TASK GOAL:
Each record below should be output verbatim, without pictures.

Dataset items

╔══

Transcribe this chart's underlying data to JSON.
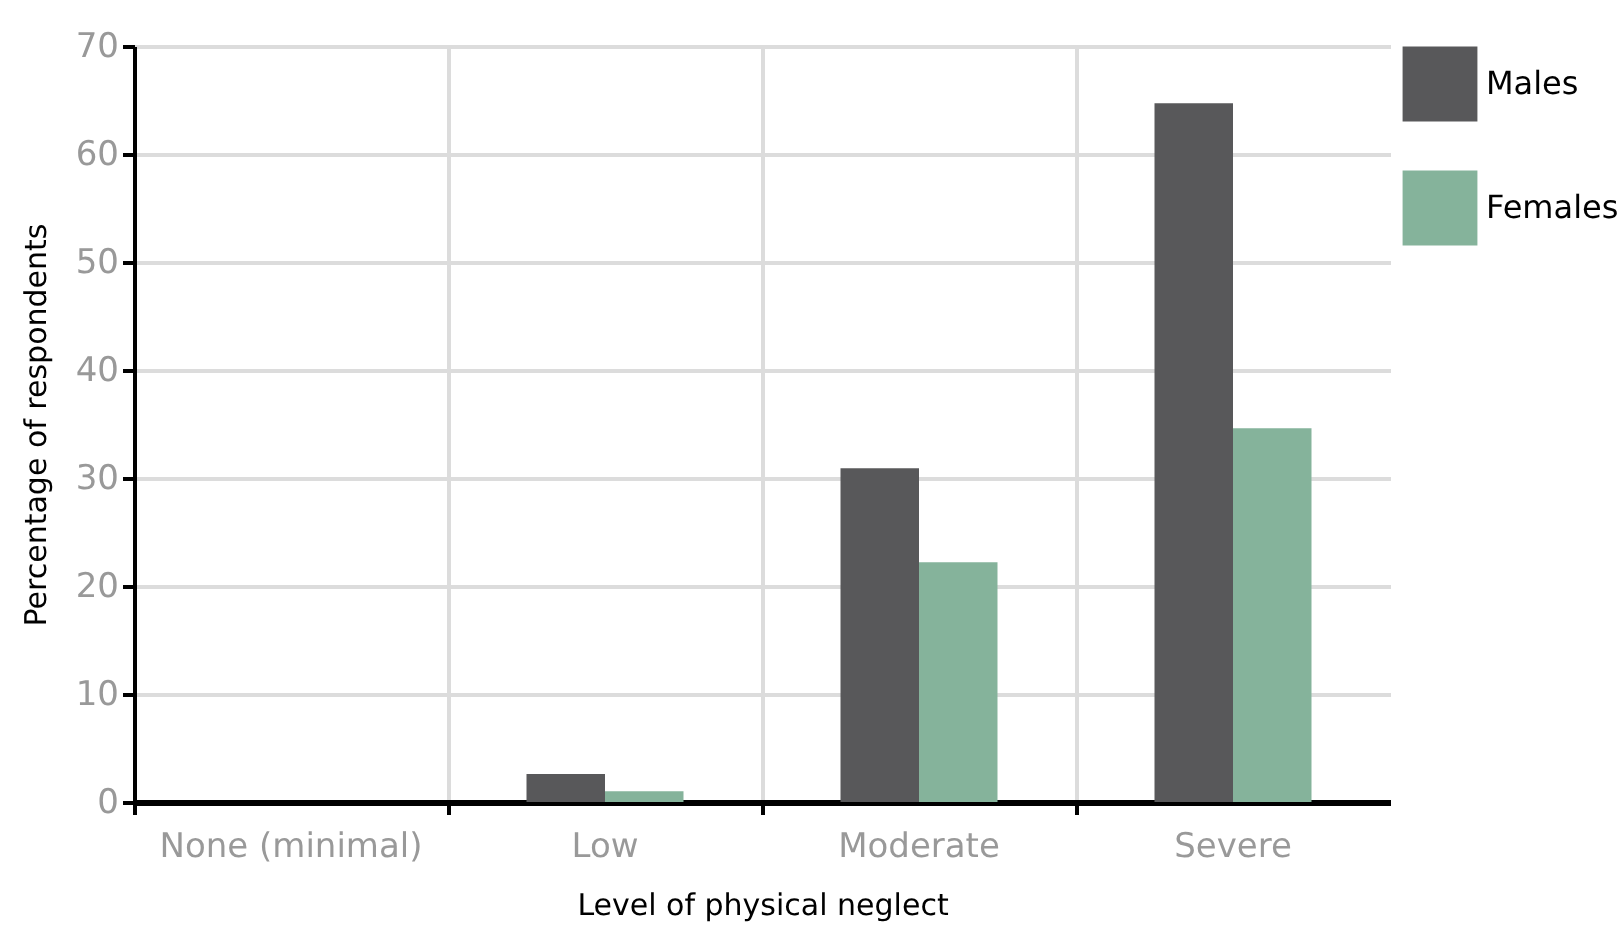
{
  "chart_data": {
    "type": "bar",
    "xlabel": "Level of physical neglect",
    "ylabel": "Percentage of respondents",
    "categories": [
      "None (minimal)",
      "Low",
      "Moderate",
      "Severe"
    ],
    "series": [
      {
        "name": "Males",
        "color": "#58585a",
        "values": [
          0,
          2.6,
          30.9,
          64.7
        ]
      },
      {
        "name": "Females",
        "color": "#85b39b",
        "values": [
          0,
          1.0,
          22.2,
          34.6
        ]
      }
    ],
    "ylim": [
      0,
      70
    ],
    "yticks": [
      0,
      10,
      20,
      30,
      40,
      50,
      60,
      70
    ],
    "grid": true,
    "legend": "right"
  }
}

╚══

TASK RESPONSE:
Transcribe this chart's underlying data to JSON.
{
  "chart_data": {
    "type": "bar",
    "xlabel": "Level of physical neglect",
    "ylabel": "Percentage of respondents",
    "categories": [
      "None (minimal)",
      "Low",
      "Moderate",
      "Severe"
    ],
    "series": [
      {
        "name": "Males",
        "color": "#58585a",
        "values": [
          0,
          2.6,
          30.9,
          64.7
        ]
      },
      {
        "name": "Females",
        "color": "#85b39b",
        "values": [
          0,
          1.0,
          22.2,
          34.6
        ]
      }
    ],
    "ylim": [
      0,
      70
    ],
    "yticks": [
      0,
      10,
      20,
      30,
      40,
      50,
      60,
      70
    ],
    "grid": true,
    "legend": "right"
  }
}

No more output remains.